-- Data provided --
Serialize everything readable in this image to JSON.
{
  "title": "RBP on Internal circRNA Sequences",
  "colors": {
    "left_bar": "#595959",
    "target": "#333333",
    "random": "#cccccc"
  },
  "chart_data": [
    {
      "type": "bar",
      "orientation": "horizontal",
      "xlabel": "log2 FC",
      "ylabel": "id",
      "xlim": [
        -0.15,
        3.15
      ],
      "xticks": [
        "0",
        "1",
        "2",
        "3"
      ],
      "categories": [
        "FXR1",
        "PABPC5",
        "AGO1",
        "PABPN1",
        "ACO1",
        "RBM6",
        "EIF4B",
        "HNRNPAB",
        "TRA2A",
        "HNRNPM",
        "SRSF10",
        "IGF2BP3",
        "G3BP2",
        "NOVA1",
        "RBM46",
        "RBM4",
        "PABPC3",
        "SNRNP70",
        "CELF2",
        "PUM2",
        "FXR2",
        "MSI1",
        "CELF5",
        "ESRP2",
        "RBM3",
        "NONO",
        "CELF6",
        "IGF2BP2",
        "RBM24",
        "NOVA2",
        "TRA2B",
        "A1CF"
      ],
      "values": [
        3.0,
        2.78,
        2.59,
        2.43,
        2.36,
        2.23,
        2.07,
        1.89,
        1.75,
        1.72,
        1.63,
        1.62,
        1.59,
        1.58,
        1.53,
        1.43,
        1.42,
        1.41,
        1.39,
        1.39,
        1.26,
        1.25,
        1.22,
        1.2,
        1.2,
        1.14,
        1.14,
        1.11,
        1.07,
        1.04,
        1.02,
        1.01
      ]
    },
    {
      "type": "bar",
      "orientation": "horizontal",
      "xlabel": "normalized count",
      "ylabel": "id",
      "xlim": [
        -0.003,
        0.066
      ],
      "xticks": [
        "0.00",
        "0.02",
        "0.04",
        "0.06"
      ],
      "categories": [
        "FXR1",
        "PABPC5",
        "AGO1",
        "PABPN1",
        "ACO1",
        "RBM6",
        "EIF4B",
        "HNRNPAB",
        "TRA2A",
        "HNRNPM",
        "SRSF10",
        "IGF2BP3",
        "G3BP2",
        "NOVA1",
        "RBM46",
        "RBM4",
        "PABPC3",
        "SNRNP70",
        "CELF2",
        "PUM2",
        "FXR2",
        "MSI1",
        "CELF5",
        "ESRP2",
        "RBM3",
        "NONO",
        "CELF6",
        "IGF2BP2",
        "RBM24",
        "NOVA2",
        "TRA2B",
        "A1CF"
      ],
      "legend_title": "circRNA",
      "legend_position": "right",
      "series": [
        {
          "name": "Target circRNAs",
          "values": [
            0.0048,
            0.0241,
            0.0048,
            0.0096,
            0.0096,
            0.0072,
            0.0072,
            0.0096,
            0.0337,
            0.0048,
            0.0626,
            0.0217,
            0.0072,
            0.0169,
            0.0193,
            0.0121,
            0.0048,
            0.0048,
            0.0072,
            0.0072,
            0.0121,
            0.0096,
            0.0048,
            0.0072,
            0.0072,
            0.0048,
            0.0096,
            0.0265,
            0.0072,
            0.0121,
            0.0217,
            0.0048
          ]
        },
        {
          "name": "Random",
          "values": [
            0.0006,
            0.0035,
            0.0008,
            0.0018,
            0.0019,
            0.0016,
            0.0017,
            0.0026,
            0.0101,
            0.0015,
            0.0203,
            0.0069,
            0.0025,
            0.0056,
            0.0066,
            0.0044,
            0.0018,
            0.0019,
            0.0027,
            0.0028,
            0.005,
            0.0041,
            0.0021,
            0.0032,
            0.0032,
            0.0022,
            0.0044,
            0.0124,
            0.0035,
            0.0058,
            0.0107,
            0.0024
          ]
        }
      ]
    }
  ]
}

==

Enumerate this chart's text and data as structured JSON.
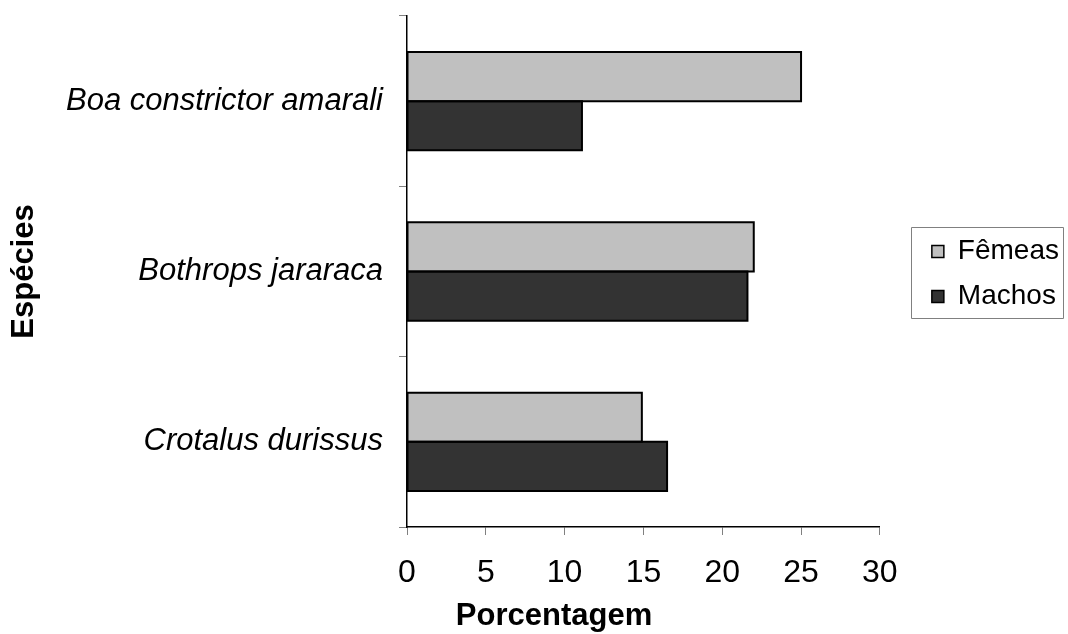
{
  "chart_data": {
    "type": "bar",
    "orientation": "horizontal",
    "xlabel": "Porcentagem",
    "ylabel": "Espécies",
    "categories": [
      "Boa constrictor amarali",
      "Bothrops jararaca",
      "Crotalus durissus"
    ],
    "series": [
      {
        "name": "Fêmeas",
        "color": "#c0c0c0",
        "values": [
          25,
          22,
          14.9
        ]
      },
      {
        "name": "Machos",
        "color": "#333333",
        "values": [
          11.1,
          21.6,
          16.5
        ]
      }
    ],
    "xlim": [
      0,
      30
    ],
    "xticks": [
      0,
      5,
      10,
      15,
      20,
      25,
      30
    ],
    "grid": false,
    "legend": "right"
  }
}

...

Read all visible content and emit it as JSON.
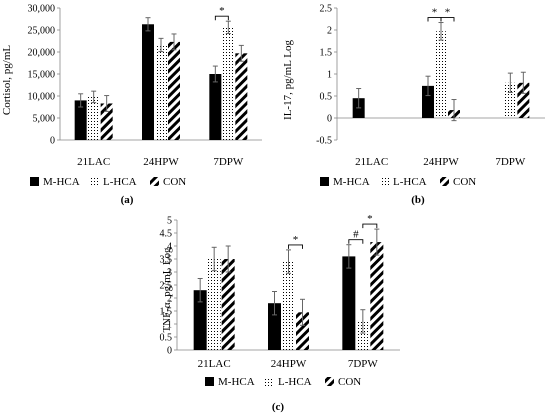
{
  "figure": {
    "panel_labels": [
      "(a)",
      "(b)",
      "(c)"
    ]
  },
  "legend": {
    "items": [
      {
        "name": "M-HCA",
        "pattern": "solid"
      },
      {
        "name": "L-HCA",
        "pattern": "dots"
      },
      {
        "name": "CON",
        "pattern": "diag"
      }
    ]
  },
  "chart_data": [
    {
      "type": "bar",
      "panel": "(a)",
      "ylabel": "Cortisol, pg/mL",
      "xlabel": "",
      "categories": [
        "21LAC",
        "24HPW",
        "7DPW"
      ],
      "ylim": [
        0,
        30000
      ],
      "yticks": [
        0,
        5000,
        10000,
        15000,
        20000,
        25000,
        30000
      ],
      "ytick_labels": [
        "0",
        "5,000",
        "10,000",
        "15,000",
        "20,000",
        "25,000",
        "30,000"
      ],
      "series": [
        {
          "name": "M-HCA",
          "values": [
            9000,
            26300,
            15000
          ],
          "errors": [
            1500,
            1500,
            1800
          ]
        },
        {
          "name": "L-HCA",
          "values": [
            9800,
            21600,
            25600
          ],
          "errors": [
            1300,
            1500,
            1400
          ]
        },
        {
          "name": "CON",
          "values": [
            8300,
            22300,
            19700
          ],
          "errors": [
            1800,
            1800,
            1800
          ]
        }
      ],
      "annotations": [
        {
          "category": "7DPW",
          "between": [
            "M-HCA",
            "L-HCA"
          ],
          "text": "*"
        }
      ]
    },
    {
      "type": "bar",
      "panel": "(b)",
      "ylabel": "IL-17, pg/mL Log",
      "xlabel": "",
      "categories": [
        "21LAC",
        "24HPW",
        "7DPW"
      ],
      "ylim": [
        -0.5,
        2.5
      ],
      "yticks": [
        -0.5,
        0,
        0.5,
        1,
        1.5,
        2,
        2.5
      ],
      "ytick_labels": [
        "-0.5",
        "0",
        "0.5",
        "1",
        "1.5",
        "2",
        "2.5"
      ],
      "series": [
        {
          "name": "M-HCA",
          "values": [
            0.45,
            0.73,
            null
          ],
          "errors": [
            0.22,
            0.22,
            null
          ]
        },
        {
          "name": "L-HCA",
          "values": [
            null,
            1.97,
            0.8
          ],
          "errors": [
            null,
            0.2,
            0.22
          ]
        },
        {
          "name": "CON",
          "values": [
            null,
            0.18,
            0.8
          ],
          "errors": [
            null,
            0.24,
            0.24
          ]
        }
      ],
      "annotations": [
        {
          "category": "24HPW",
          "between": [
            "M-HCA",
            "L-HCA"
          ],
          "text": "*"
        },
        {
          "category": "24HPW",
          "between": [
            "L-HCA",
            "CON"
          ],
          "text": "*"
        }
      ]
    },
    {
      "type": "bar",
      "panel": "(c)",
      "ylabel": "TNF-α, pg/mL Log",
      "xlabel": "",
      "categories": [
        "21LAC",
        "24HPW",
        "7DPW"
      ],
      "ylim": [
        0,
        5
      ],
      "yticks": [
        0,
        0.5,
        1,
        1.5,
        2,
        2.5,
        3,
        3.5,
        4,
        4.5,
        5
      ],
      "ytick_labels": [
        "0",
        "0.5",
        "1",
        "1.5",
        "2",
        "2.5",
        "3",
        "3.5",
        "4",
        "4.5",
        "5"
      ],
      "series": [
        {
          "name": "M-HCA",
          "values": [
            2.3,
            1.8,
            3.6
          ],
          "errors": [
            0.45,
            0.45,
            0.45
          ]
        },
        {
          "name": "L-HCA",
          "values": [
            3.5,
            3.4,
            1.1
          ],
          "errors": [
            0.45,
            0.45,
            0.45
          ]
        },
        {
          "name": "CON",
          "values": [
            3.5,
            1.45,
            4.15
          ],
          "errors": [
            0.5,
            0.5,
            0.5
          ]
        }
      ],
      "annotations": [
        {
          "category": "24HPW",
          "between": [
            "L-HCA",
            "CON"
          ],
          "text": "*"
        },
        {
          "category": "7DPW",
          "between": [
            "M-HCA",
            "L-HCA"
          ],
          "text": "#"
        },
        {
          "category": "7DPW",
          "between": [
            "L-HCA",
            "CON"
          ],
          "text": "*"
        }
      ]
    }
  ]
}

-- Aim of the task --
Find the lines holding "ylabel" and list every one.

-- Result of this task --
      "ylabel": "id",
      "ylabel": "id",
    "ylabel": "Espécies",
      "ylabel": "Cortisol, pg/mL",
      "ylabel": "IL-17, pg/mL Log",
      "ylabel": "TNF-α, pg/mL Log",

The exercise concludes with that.